§ DIRECTION
Write each line out again exactly as written.

[start of EXTRACTED RECORDS]

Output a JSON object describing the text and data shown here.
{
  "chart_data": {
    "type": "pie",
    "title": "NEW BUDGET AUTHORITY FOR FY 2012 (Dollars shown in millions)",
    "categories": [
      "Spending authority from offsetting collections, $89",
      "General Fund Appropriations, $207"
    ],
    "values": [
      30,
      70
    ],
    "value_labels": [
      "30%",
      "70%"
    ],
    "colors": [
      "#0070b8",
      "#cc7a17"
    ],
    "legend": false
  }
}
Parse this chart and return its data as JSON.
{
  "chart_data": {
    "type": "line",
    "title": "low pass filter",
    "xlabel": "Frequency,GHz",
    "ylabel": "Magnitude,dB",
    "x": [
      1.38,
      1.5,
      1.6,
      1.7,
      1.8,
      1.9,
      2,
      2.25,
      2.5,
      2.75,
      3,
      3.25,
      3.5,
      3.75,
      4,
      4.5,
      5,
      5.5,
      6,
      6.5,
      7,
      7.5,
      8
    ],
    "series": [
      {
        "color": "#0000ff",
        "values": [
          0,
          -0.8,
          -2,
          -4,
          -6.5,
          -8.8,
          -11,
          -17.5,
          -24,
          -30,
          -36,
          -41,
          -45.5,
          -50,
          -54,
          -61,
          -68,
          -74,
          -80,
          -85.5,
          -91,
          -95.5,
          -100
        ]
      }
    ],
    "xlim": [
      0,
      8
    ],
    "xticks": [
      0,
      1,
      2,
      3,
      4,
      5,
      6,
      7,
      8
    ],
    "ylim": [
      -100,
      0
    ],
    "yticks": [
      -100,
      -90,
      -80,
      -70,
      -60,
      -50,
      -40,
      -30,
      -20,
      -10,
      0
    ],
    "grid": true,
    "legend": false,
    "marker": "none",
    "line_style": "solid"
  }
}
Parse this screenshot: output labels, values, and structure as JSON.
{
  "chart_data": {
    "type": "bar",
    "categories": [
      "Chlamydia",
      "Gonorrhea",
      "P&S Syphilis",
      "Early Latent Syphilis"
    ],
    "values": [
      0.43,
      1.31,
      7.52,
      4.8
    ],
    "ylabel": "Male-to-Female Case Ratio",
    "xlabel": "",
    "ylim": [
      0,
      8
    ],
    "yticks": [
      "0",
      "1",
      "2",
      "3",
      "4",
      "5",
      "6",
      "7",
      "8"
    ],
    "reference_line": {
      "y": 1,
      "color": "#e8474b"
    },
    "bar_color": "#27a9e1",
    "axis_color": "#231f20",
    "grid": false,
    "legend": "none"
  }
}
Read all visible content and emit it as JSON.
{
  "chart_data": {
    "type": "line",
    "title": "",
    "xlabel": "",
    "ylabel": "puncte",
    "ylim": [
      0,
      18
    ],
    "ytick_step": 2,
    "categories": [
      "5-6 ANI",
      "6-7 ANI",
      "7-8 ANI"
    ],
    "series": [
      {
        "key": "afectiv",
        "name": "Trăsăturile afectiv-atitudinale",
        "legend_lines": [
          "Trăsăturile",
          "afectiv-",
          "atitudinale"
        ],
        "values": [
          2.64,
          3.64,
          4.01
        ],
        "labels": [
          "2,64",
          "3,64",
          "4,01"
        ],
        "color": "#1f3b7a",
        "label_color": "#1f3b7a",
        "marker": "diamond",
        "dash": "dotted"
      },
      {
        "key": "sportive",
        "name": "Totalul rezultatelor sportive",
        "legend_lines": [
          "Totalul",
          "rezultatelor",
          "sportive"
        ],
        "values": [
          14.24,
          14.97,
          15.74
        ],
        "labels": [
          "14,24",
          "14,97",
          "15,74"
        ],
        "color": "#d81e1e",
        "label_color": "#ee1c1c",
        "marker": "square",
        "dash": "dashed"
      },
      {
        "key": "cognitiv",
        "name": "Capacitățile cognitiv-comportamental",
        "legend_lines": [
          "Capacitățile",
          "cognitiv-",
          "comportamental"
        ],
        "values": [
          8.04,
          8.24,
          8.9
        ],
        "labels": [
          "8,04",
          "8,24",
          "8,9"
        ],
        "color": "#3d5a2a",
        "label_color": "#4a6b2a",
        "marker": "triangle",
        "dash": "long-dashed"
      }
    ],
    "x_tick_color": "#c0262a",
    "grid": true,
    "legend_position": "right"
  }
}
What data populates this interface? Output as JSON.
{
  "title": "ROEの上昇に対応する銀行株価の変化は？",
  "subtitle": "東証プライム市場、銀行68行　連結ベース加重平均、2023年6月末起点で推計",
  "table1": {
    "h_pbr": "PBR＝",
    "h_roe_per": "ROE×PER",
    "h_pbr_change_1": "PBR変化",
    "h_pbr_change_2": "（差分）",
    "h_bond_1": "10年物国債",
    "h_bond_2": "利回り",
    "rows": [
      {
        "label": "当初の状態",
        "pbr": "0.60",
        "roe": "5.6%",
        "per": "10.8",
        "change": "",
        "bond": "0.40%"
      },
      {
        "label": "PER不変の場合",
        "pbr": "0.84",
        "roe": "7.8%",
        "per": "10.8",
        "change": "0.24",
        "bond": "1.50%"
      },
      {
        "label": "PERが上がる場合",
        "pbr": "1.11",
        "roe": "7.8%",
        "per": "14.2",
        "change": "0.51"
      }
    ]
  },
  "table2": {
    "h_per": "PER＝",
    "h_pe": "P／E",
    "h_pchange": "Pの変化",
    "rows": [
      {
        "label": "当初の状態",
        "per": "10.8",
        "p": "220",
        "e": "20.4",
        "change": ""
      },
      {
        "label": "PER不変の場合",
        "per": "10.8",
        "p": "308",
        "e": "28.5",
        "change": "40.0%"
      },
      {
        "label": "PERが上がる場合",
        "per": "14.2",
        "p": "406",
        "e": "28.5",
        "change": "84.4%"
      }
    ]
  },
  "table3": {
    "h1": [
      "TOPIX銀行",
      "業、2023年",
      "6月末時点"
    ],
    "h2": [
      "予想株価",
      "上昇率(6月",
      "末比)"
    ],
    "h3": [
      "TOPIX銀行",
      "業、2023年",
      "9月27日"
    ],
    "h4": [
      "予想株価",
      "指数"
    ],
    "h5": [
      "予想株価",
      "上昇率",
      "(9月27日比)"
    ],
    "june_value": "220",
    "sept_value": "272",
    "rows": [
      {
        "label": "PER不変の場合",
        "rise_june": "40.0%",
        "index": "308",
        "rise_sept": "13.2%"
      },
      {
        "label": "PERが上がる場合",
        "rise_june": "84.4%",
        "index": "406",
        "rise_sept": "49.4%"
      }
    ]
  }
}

[end of EXTRACTED RECORDS]

§ RESPONSE
Output a JSON object describing the text and data shown here.
{
  "chart_data": {
    "type": "pie",
    "title": "NEW BUDGET AUTHORITY FOR FY 2012 (Dollars shown in millions)",
    "categories": [
      "Spending authority from offsetting collections, $89",
      "General Fund Appropriations, $207"
    ],
    "values": [
      30,
      70
    ],
    "value_labels": [
      "30%",
      "70%"
    ],
    "colors": [
      "#0070b8",
      "#cc7a17"
    ],
    "legend": false
  }
}
Parse this chart and return its data as JSON.
{
  "chart_data": {
    "type": "line",
    "title": "low pass filter",
    "xlabel": "Frequency,GHz",
    "ylabel": "Magnitude,dB",
    "x": [
      1.38,
      1.5,
      1.6,
      1.7,
      1.8,
      1.9,
      2,
      2.25,
      2.5,
      2.75,
      3,
      3.25,
      3.5,
      3.75,
      4,
      4.5,
      5,
      5.5,
      6,
      6.5,
      7,
      7.5,
      8
    ],
    "series": [
      {
        "color": "#0000ff",
        "values": [
          0,
          -0.8,
          -2,
          -4,
          -6.5,
          -8.8,
          -11,
          -17.5,
          -24,
          -30,
          -36,
          -41,
          -45.5,
          -50,
          -54,
          -61,
          -68,
          -74,
          -80,
          -85.5,
          -91,
          -95.5,
          -100
        ]
      }
    ],
    "xlim": [
      0,
      8
    ],
    "xticks": [
      0,
      1,
      2,
      3,
      4,
      5,
      6,
      7,
      8
    ],
    "ylim": [
      -100,
      0
    ],
    "yticks": [
      -100,
      -90,
      -80,
      -70,
      -60,
      -50,
      -40,
      -30,
      -20,
      -10,
      0
    ],
    "grid": true,
    "legend": false,
    "marker": "none",
    "line_style": "solid"
  }
}
Parse this screenshot: output labels, values, and structure as JSON.
{
  "chart_data": {
    "type": "bar",
    "categories": [
      "Chlamydia",
      "Gonorrhea",
      "P&S Syphilis",
      "Early Latent Syphilis"
    ],
    "values": [
      0.43,
      1.31,
      7.52,
      4.8
    ],
    "ylabel": "Male-to-Female Case Ratio",
    "xlabel": "",
    "ylim": [
      0,
      8
    ],
    "yticks": [
      "0",
      "1",
      "2",
      "3",
      "4",
      "5",
      "6",
      "7",
      "8"
    ],
    "reference_line": {
      "y": 1,
      "color": "#e8474b"
    },
    "bar_color": "#27a9e1",
    "axis_color": "#231f20",
    "grid": false,
    "legend": "none"
  }
}
Read all visible content and emit it as JSON.
{
  "chart_data": {
    "type": "line",
    "title": "",
    "xlabel": "",
    "ylabel": "puncte",
    "ylim": [
      0,
      18
    ],
    "ytick_step": 2,
    "categories": [
      "5-6 ANI",
      "6-7 ANI",
      "7-8 ANI"
    ],
    "series": [
      {
        "key": "afectiv",
        "name": "Trăsăturile afectiv-atitudinale",
        "legend_lines": [
          "Trăsăturile",
          "afectiv-",
          "atitudinale"
        ],
        "values": [
          2.64,
          3.64,
          4.01
        ],
        "labels": [
          "2,64",
          "3,64",
          "4,01"
        ],
        "color": "#1f3b7a",
        "label_color": "#1f3b7a",
        "marker": "diamond",
        "dash": "dotted"
      },
      {
        "key": "sportive",
        "name": "Totalul rezultatelor sportive",
        "legend_lines": [
          "Totalul",
          "rezultatelor",
          "sportive"
        ],
        "values": [
          14.24,
          14.97,
          15.74
        ],
        "labels": [
          "14,24",
          "14,97",
          "15,74"
        ],
        "color": "#d81e1e",
        "label_color": "#ee1c1c",
        "marker": "square",
        "dash": "dashed"
      },
      {
        "key": "cognitiv",
        "name": "Capacitățile cognitiv-comportamental",
        "legend_lines": [
          "Capacitățile",
          "cognitiv-",
          "comportamental"
        ],
        "values": [
          8.04,
          8.24,
          8.9
        ],
        "labels": [
          "8,04",
          "8,24",
          "8,9"
        ],
        "color": "#3d5a2a",
        "label_color": "#4a6b2a",
        "marker": "triangle",
        "dash": "long-dashed"
      }
    ],
    "x_tick_color": "#c0262a",
    "grid": true,
    "legend_position": "right"
  }
}
What data populates this interface? Output as JSON.
{
  "title": "ROEの上昇に対応する銀行株価の変化は？",
  "subtitle": "東証プライム市場、銀行68行　連結ベース加重平均、2023年6月末起点で推計",
  "table1": {
    "h_pbr": "PBR＝",
    "h_roe_per": "ROE×PER",
    "h_pbr_change_1": "PBR変化",
    "h_pbr_change_2": "（差分）",
    "h_bond_1": "10年物国債",
    "h_bond_2": "利回り",
    "rows": [
      {
        "label": "当初の状態",
        "pbr": "0.60",
        "roe": "5.6%",
        "per": "10.8",
        "change": "",
        "bond": "0.40%"
      },
      {
        "label": "PER不変の場合",
        "pbr": "0.84",
        "roe": "7.8%",
        "per": "10.8",
        "change": "0.24",
        "bond": "1.50%"
      },
      {
        "label": "PERが上がる場合",
        "pbr": "1.11",
        "roe": "7.8%",
        "per": "14.2",
        "change": "0.51"
      }
    ]
  },
  "table2": {
    "h_per": "PER＝",
    "h_pe": "P／E",
    "h_pchange": "Pの変化",
    "rows": [
      {
        "label": "当初の状態",
        "per": "10.8",
        "p": "220",
        "e": "20.4",
        "change": ""
      },
      {
        "label": "PER不変の場合",
        "per": "10.8",
        "p": "308",
        "e": "28.5",
        "change": "40.0%"
      },
      {
        "label": "PERが上がる場合",
        "per": "14.2",
        "p": "406",
        "e": "28.5",
        "change": "84.4%"
      }
    ]
  },
  "table3": {
    "h1": [
      "TOPIX銀行",
      "業、2023年",
      "6月末時点"
    ],
    "h2": [
      "予想株価",
      "上昇率(6月",
      "末比)"
    ],
    "h3": [
      "TOPIX銀行",
      "業、2023年",
      "9月27日"
    ],
    "h4": [
      "予想株価",
      "指数"
    ],
    "h5": [
      "予想株価",
      "上昇率",
      "(9月27日比)"
    ],
    "june_value": "220",
    "sept_value": "272",
    "rows": [
      {
        "label": "PER不変の場合",
        "rise_june": "40.0%",
        "index": "308",
        "rise_sept": "13.2%"
      },
      {
        "label": "PERが上がる場合",
        "rise_june": "84.4%",
        "index": "406",
        "rise_sept": "49.4%"
      }
    ]
  }
}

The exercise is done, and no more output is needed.